What you will do: Update the rows below so that every "buck regulator" becomes "step-down regulator", with everything else left unchanged.

Recorded data:
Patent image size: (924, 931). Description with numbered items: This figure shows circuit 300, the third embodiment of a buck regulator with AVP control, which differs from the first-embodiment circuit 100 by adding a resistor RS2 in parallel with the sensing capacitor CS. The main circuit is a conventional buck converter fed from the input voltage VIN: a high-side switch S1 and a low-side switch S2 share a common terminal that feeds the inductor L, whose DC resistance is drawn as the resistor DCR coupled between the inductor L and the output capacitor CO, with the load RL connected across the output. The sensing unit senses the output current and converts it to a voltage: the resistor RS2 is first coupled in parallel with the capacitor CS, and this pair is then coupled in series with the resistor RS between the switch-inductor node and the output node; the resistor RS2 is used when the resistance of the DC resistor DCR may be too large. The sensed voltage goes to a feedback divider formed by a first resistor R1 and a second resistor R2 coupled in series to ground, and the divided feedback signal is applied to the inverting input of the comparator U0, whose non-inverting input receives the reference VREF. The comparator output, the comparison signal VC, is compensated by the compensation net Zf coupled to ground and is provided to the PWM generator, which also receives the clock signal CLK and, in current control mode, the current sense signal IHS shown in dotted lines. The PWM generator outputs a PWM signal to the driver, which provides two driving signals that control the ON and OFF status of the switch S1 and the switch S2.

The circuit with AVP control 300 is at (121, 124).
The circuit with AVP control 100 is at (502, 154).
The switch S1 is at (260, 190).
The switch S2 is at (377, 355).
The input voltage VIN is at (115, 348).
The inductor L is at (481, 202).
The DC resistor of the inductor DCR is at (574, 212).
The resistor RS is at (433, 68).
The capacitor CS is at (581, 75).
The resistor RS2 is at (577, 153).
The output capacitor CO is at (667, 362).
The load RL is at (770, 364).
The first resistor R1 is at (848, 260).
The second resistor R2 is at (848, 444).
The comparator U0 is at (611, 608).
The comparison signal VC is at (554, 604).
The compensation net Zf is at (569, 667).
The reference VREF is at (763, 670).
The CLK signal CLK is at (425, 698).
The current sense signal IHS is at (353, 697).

Result for this task:
Patent image size: (924, 931). Description with numbered items: This figure shows circuit 300, the third embodiment of a step-down regulator with AVP control, which differs from the first-embodiment circuit 100 by adding a resistor RS2 in parallel with the sensing capacitor CS. The main circuit is a conventional buck converter fed from the input voltage VIN: a high-side switch S1 and a low-side switch S2 share a common terminal that feeds the inductor L, whose DC resistance is drawn as the resistor DCR coupled between the inductor L and the output capacitor CO, with the load RL connected across the output. The sensing unit senses the output current and converts it to a voltage: the resistor RS2 is first coupled in parallel with the capacitor CS, and this pair is then coupled in series with the resistor RS between the switch-inductor node and the output node; the resistor RS2 is used when the resistance of the DC resistor DCR may be too large. The sensed voltage goes to a feedback divider formed by a first resistor R1 and a second resistor R2 coupled in series to ground, and the divided feedback signal is applied to the inverting input of the comparator U0, whose non-inverting input receives the reference VREF. The comparator output, the comparison signal VC, is compensated by the compensation net Zf coupled to ground and is provided to the PWM generator, which also receives the clock signal CLK and, in current control mode, the current sense signal IHS shown in dotted lines. The PWM generator outputs a PWM signal to the driver, which provides two driving signals that control the ON and OFF status of the switch S1 and the switch S2.

The circuit with AVP control 300 is at (121, 124).
The circuit with AVP control 100 is at (502, 154).
The switch S1 is at (260, 190).
The switch S2 is at (377, 355).
The input voltage VIN is at (115, 348).
The inductor L is at (481, 202).
The DC resistor of the inductor DCR is at (574, 212).
The resistor RS is at (433, 68).
The capacitor CS is at (581, 75).
The resistor RS2 is at (577, 153).
The output capacitor CO is at (667, 362).
The load RL is at (770, 364).
The first resistor R1 is at (848, 260).
The second resistor R2 is at (848, 444).
The comparator U0 is at (611, 608).
The comparison signal VC is at (554, 604).
The compensation net Zf is at (569, 667).
The reference VREF is at (763, 670).
The CLK signal CLK is at (425, 698).
The current sense signal IHS is at (353, 697).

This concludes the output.